TASK -
How many lines of the entries below include the word "this"? Answer with the number alone.

DATA ROWS -
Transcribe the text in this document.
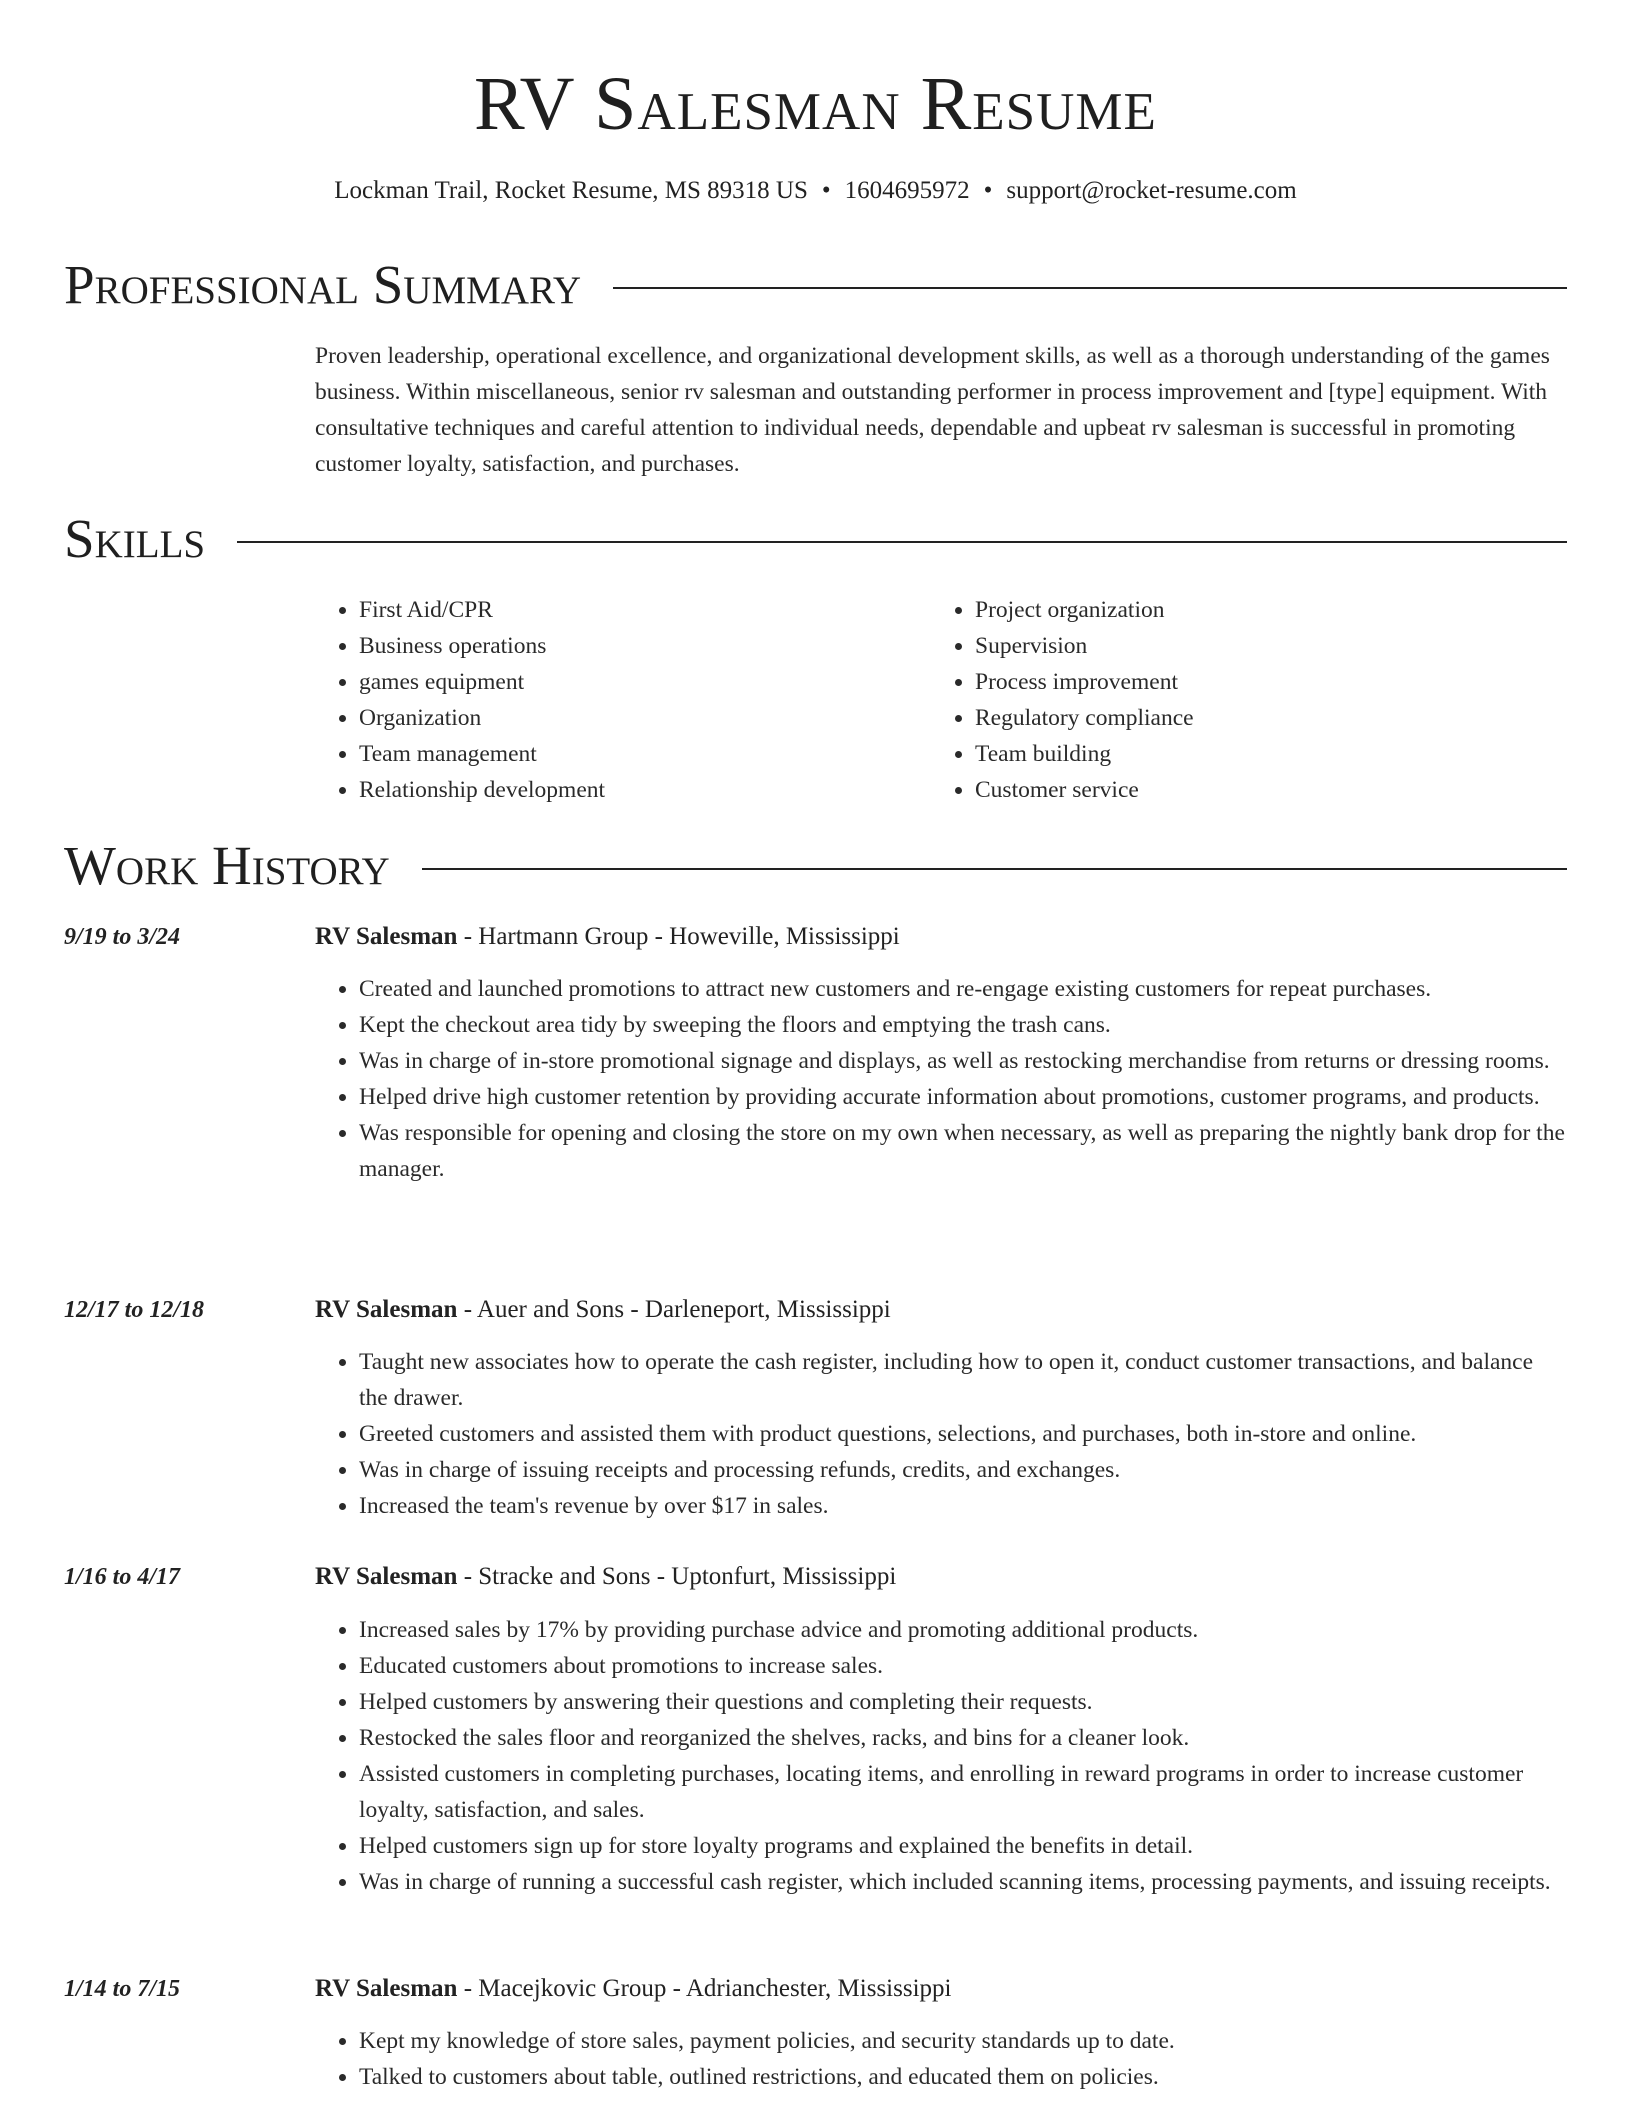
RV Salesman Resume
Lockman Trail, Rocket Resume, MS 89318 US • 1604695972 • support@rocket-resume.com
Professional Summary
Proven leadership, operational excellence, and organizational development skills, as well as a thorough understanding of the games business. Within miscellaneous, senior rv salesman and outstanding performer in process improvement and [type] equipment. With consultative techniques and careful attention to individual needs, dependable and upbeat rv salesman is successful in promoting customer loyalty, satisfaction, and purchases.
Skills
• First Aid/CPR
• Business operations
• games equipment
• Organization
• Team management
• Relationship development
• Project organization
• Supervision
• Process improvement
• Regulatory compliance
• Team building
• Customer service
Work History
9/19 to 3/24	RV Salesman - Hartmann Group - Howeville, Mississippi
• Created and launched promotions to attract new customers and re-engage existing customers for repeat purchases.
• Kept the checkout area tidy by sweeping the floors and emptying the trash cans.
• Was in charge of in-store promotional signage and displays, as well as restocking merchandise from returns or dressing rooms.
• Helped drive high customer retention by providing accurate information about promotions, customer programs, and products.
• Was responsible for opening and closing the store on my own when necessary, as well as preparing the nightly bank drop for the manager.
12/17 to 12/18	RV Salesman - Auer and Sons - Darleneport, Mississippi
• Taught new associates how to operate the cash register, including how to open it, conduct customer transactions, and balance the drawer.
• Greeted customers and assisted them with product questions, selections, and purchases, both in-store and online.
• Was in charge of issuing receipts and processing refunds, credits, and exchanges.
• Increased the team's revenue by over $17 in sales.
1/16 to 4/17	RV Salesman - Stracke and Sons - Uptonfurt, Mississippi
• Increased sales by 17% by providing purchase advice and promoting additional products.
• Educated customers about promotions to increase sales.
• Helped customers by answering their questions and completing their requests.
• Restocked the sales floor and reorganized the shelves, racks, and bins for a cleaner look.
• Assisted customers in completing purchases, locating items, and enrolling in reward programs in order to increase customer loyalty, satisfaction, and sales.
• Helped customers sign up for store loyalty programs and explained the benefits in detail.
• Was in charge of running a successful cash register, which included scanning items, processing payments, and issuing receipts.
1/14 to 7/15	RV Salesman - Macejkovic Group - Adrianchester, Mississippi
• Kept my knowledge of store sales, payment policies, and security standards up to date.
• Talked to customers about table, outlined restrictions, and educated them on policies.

--

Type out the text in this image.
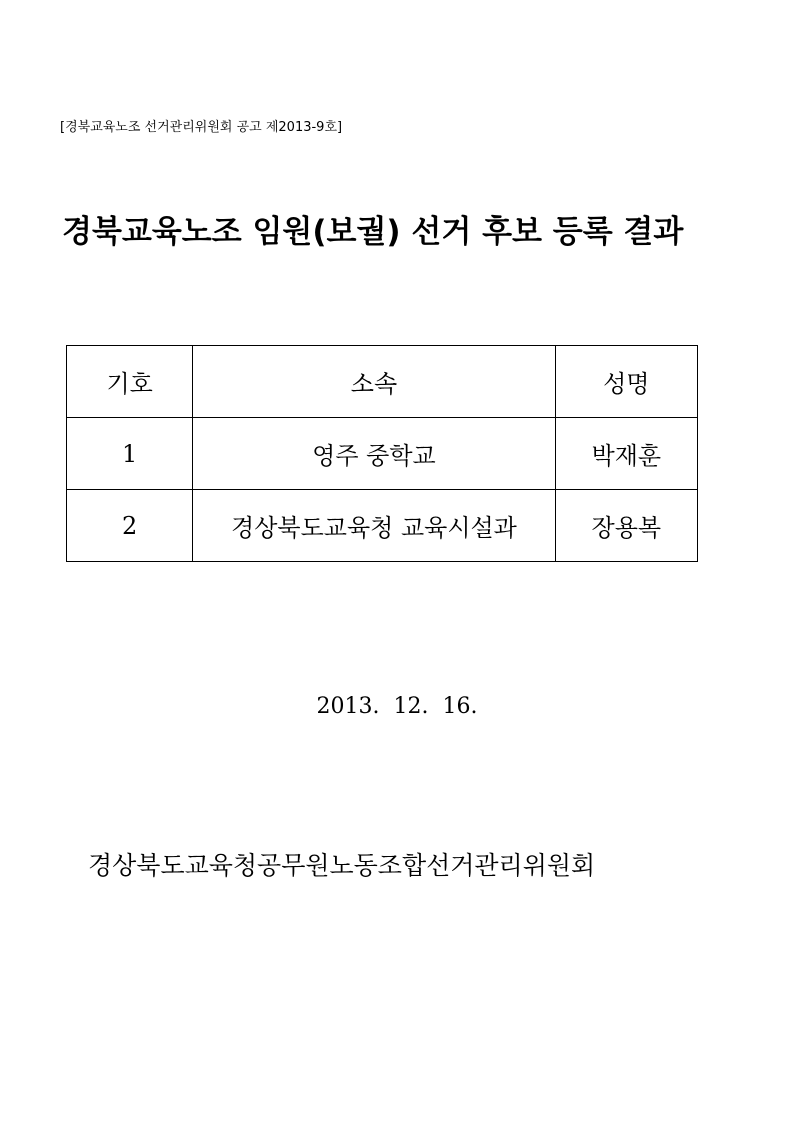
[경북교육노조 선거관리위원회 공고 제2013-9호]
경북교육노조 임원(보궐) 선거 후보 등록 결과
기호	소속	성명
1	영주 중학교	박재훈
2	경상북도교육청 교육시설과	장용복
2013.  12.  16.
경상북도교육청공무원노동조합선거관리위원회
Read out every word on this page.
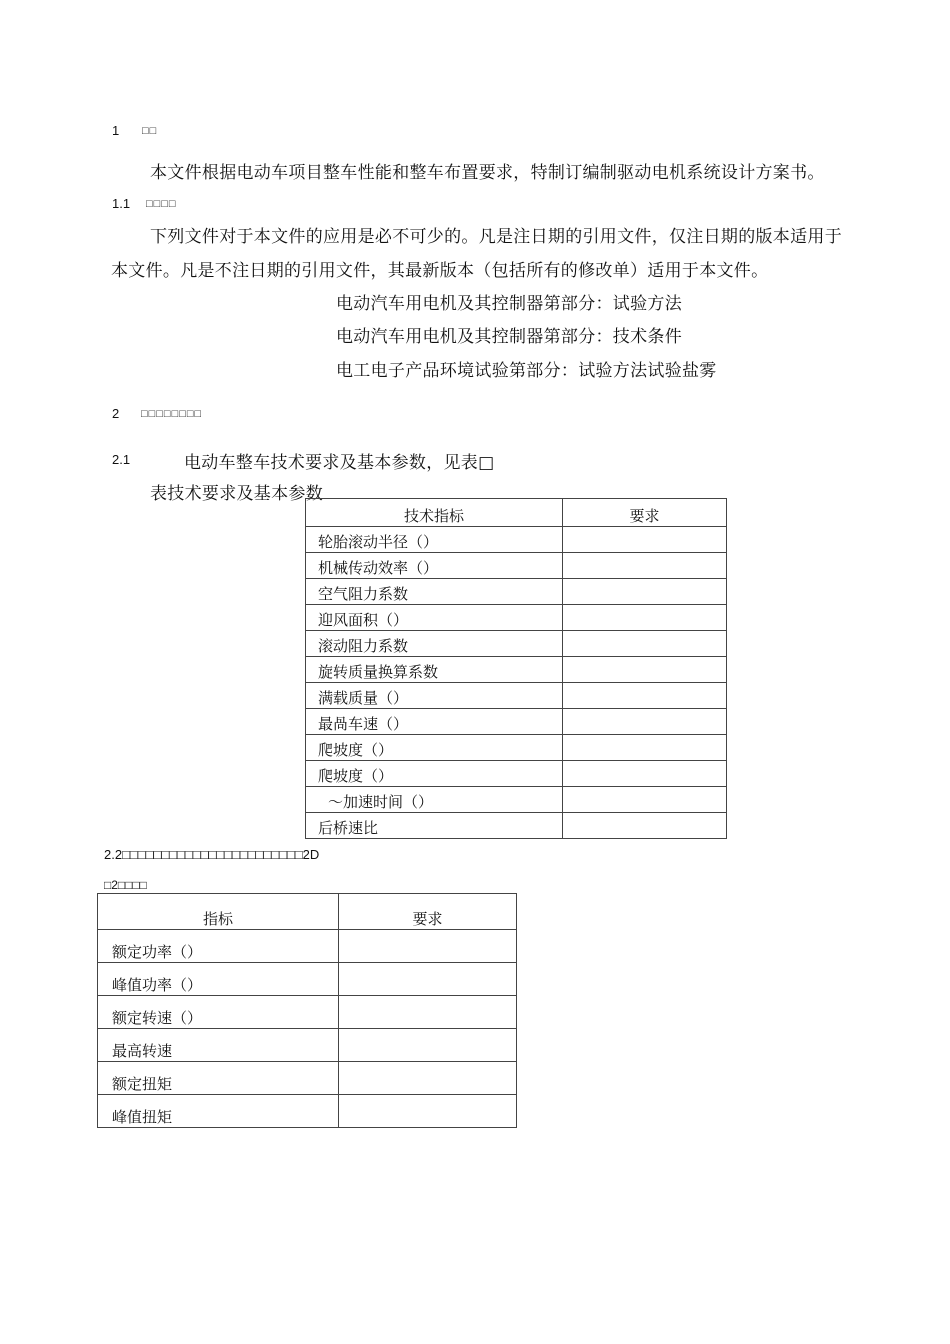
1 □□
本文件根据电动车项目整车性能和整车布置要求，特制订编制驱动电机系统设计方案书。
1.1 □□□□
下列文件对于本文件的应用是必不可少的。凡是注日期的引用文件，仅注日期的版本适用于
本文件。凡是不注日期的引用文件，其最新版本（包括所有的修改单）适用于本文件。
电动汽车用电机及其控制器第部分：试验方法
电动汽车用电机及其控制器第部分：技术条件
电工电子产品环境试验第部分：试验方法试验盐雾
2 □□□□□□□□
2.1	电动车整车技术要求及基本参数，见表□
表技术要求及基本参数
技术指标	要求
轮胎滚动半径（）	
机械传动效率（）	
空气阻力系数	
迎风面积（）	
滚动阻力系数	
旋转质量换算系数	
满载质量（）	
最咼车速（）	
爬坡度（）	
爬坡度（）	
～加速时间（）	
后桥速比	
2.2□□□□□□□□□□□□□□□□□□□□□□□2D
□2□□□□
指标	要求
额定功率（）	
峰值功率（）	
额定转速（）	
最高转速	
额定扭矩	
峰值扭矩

---

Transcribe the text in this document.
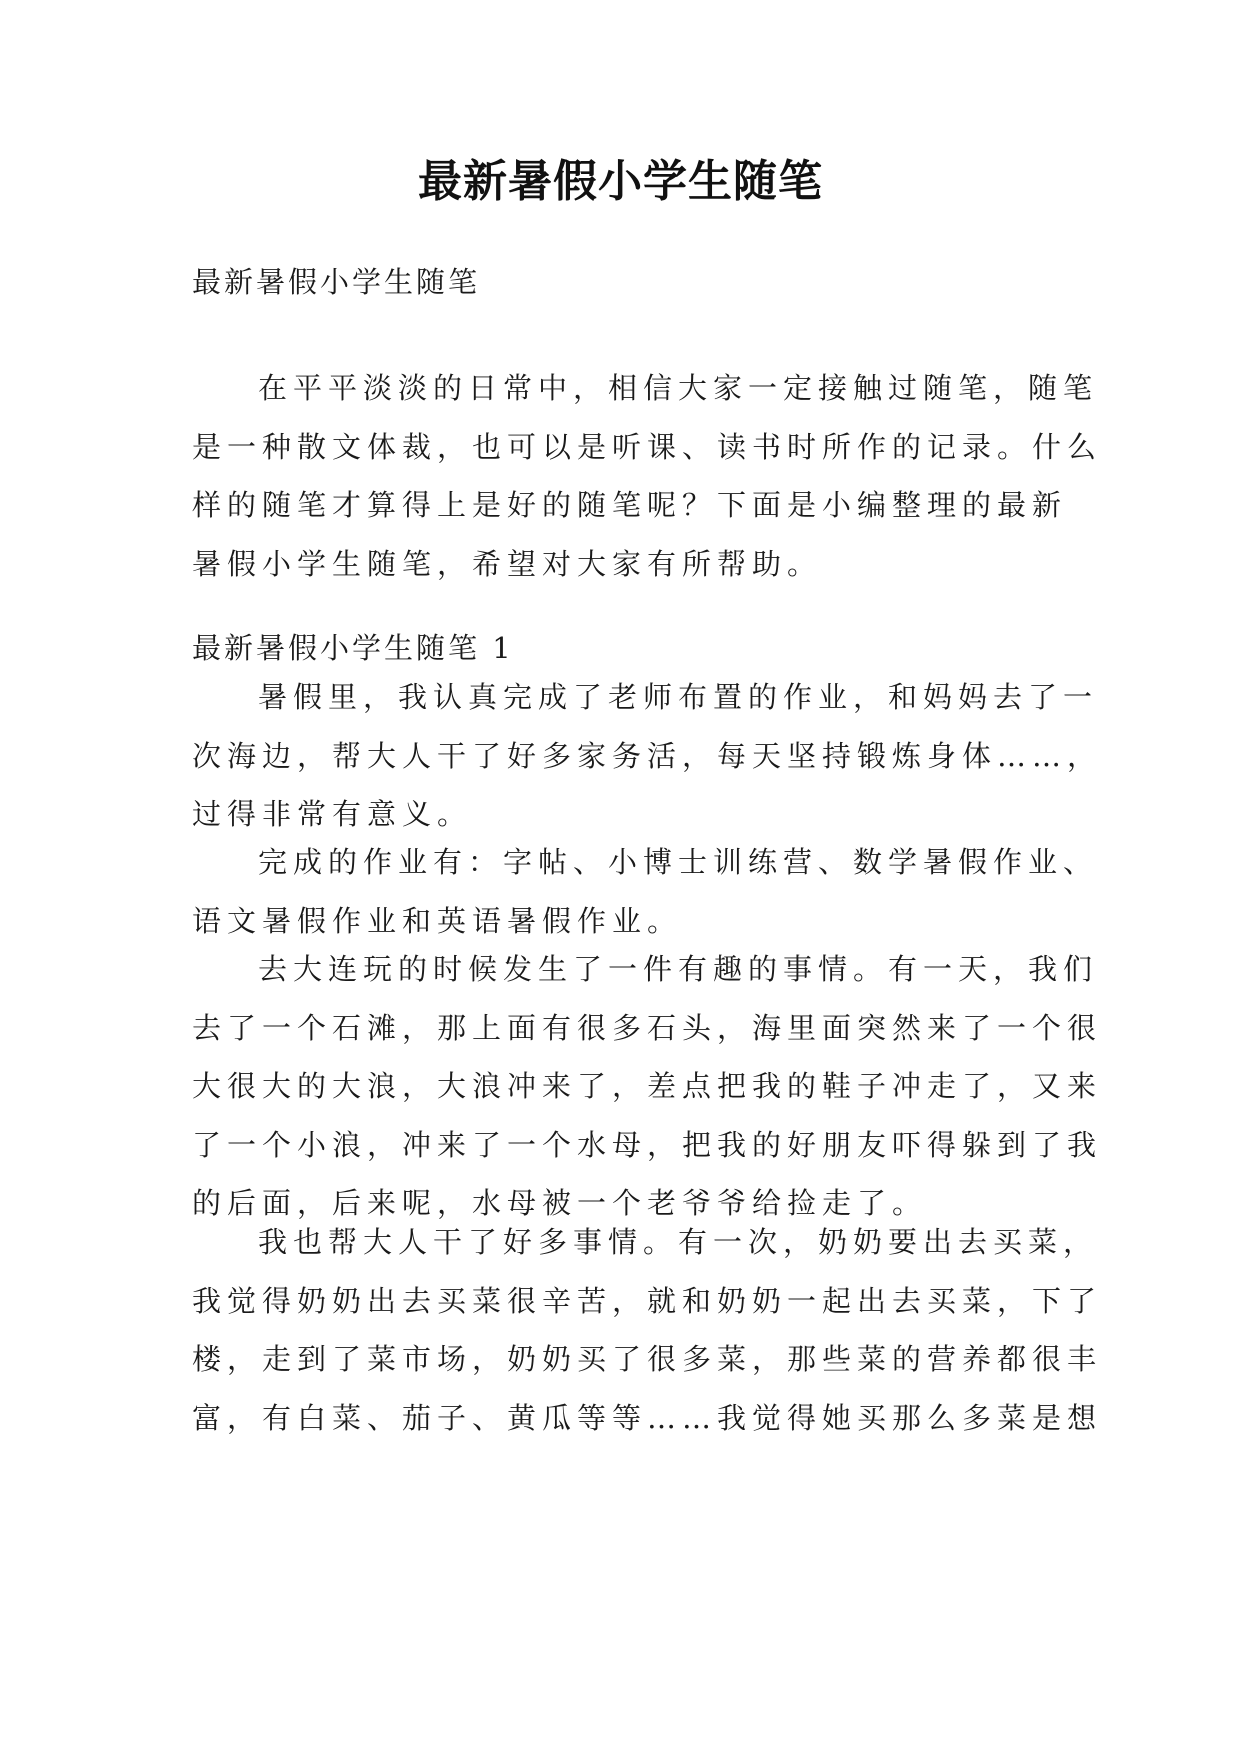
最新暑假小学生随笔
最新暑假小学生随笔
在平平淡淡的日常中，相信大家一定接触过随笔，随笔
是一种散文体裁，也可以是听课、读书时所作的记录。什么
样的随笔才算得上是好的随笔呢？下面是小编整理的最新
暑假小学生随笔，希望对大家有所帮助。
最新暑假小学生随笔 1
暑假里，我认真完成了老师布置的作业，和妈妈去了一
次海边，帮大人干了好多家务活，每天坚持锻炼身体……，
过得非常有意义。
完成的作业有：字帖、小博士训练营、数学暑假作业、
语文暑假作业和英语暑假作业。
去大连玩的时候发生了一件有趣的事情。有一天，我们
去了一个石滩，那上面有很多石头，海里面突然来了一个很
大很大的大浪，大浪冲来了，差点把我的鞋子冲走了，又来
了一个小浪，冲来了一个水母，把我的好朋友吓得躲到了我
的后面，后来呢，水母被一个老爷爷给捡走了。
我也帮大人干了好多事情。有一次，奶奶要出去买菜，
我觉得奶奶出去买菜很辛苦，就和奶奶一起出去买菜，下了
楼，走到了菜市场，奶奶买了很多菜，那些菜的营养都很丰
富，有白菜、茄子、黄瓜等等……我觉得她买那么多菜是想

REPLY -
4